At a recent Virtual Project Management (PM) Challenge, presenter Bohdan (Bo) Bejmuk discussed how a system-level perspective can enhance project management efforts.

The Virtual PM Challenge, Building Your Systems Mentality: Using Systems Engineering & Integration to Solve Project Challenges, is now available to view online. People who were unable to attend the live event can watch as Bejmuk and moderator Ramien Pierre talk about the ways in which encouraging a systems mentality among project team members can be a powerful tool in mitigating risk and eliminating threats. They address the surprising fact that the most ingenious and elegant solutions to project challenges often arise not from a specific technical discipline perspective but from a systems-focused mindset.

APPEL News had the opportunity to follow up with Bejmuk about the event. He spoke further about how developing a system-level mentality can enhance the careers of current program managers, those who want to become program managers, and even people who just want to get more satisfaction—“And fun!” Bejmuk says—out of the work they do.

APPEL News: Thanks for talking with us about the Virtual PM Challenge and the benefits of cultivating a systems mentality. Was systems integration always your career goal?

Bejmuk: In 1972 I came to Rockwell International, which built the space shuttle for NASA, and I was fortunate that I was hired to work in the system integration area. So I started my career in aerospace essentially by looking at the whole system because that is what we did in this area where I worked. And that turned out to be very fortunate. It prompted me to have a broader view of everything I was doing. I quit looking through a narrow telescope; I suddenly started to look at the world in a 360-degree view. It made my career good—and more fun.

APPEL News: What had you planned to do before that?

Bejmuk: I was a mechanical engineer. I got my first degree from the University of Colorado, then I went to school at night—most of my education was at night because I had to work. I came to America in 1960 with no resources except an enjoyment of being in this new wonderful country. So I got my education at night and all I wanted was a job as an engineer.

APPEL News: In retrospect, is there anything you would have changed about your education or your career?

Bejmuk: During the Virtual PM Challenge, somebody asked me: “If you had a chance to give yourself any advice, what would it be?” I said, “Well, I sort of like the way my career went. I enjoyed it. But in retrospect, I should have tried to get an MBA early in my career.”

APPEL News: How is an MBA useful to a systems integrator?

Bejmuk: What an MBA does for you is it gives you additional breadth in your thinking. When you do system-level work, your thinking is broad. When you, in addition to that, get a business administration degree, that puts even more breadth into your thinking. That makes you a candidate for more general management. Instead of being a program manager, you can be president of the company, if that is your vision. What I’m saying is, if I had another pass at my life and my career, that’s the only thing that I would change. I would have expanded my breadth with something like an MBA.

APPEL News: In your experience, what is the hardest part of being a systems integrator?

* Items *
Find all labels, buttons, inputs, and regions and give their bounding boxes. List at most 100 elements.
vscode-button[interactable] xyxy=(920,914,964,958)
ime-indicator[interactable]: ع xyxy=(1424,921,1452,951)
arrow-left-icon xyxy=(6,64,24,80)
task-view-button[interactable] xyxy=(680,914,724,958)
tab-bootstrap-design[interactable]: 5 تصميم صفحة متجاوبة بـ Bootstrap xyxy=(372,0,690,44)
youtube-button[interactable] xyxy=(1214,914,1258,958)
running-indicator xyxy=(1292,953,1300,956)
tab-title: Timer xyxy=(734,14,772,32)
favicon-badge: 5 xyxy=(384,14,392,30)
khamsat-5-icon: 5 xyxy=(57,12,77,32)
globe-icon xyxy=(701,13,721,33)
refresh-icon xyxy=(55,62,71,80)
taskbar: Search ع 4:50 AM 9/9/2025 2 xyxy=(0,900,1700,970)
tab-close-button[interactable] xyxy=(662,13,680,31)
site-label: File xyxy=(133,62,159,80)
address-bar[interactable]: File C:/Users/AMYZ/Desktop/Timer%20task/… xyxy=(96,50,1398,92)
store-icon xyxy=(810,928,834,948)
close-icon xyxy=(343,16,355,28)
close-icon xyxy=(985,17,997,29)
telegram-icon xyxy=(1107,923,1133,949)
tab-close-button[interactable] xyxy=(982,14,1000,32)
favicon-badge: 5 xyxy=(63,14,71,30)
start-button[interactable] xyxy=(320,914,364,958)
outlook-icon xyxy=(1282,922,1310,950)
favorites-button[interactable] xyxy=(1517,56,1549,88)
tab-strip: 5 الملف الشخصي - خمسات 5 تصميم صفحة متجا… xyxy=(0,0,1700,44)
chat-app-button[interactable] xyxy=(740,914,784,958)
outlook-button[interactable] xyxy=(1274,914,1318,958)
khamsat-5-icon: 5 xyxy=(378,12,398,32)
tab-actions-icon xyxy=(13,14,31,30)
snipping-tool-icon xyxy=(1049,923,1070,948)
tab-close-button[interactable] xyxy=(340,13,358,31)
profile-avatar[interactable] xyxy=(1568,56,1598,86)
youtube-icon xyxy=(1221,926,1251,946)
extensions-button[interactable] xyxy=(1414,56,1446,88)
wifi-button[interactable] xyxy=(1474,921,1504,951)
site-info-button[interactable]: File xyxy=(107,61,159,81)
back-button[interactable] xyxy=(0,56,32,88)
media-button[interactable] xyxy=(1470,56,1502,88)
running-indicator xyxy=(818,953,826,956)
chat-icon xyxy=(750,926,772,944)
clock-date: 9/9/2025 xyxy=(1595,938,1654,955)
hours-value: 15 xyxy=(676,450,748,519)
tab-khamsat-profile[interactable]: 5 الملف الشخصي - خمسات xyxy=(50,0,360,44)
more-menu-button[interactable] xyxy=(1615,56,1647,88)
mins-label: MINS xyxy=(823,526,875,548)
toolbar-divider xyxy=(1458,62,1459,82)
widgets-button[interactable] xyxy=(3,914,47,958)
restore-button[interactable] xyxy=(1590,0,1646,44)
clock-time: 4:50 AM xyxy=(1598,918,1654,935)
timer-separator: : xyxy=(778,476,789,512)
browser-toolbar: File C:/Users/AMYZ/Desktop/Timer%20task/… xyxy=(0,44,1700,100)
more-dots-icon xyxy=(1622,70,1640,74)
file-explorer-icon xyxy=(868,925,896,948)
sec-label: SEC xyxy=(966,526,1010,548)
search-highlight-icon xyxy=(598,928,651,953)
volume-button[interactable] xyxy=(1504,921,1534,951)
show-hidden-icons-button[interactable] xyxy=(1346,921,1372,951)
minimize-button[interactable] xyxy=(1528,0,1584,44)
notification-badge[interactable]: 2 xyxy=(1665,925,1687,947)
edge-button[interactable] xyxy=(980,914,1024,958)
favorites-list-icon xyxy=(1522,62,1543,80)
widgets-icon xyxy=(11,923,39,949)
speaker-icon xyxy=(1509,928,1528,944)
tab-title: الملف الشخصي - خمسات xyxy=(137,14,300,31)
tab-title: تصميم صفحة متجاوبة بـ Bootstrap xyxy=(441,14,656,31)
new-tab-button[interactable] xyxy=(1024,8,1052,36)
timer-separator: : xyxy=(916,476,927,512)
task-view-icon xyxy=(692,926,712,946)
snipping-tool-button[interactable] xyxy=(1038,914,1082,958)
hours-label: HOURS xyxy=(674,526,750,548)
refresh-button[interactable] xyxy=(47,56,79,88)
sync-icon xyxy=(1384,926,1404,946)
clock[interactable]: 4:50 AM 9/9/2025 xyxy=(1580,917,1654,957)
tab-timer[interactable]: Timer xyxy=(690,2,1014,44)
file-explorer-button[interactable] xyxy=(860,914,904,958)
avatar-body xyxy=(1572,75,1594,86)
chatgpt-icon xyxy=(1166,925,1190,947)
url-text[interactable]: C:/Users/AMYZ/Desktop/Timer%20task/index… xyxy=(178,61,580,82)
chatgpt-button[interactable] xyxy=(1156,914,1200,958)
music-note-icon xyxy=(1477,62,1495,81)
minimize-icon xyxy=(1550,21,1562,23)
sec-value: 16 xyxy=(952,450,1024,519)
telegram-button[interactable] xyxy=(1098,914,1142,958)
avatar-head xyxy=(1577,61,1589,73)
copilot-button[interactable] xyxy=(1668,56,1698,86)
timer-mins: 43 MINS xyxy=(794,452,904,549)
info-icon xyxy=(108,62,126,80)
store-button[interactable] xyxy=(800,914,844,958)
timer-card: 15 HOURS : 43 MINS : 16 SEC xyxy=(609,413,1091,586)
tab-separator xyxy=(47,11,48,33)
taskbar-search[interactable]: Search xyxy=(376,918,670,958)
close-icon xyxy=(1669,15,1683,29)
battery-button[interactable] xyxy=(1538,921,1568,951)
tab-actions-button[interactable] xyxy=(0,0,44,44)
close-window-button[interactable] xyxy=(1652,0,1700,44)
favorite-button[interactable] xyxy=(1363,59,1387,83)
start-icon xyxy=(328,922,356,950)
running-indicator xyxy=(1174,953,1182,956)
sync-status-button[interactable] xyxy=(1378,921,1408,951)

* What this exercise asks *
**A.** In the interview about the Virtual PM Challenge, in what year did Bejmuk join Rockwell International?
**B.** Write out the entries from their first line through the line containing "telegram-icon xyxy=(1107,923,1133,949)", putting "site-badge" in place of "favicon-badge" and leaving everything else unchanged.

* Task answers *
**A.** 1972

**B.**
Find all labels, buttons, inputs, and regions and give their bounding boxes. List at most 100 elements.
vscode-button[interactable] xyxy=(920,914,964,958)
ime-indicator[interactable]: ع xyxy=(1424,921,1452,951)
arrow-left-icon xyxy=(6,64,24,80)
task-view-button[interactable] xyxy=(680,914,724,958)
tab-bootstrap-design[interactable]: 5 تصميم صفحة متجاوبة بـ Bootstrap xyxy=(372,0,690,44)
youtube-button[interactable] xyxy=(1214,914,1258,958)
running-indicator xyxy=(1292,953,1300,956)
tab-title: Timer xyxy=(734,14,772,32)
site-badge: 5 xyxy=(384,14,392,30)
khamsat-5-icon: 5 xyxy=(57,12,77,32)
globe-icon xyxy=(701,13,721,33)
refresh-icon xyxy=(55,62,71,80)
taskbar: Search ع 4:50 AM 9/9/2025 2 xyxy=(0,900,1700,970)
tab-close-button[interactable] xyxy=(662,13,680,31)
site-label: File xyxy=(133,62,159,80)
address-bar[interactable]: File C:/Users/AMYZ/Desktop/Timer%20task/… xyxy=(96,50,1398,92)
store-icon xyxy=(810,928,834,948)
close-icon xyxy=(343,16,355,28)
close-icon xyxy=(985,17,997,29)
telegram-icon xyxy=(1107,923,1133,949)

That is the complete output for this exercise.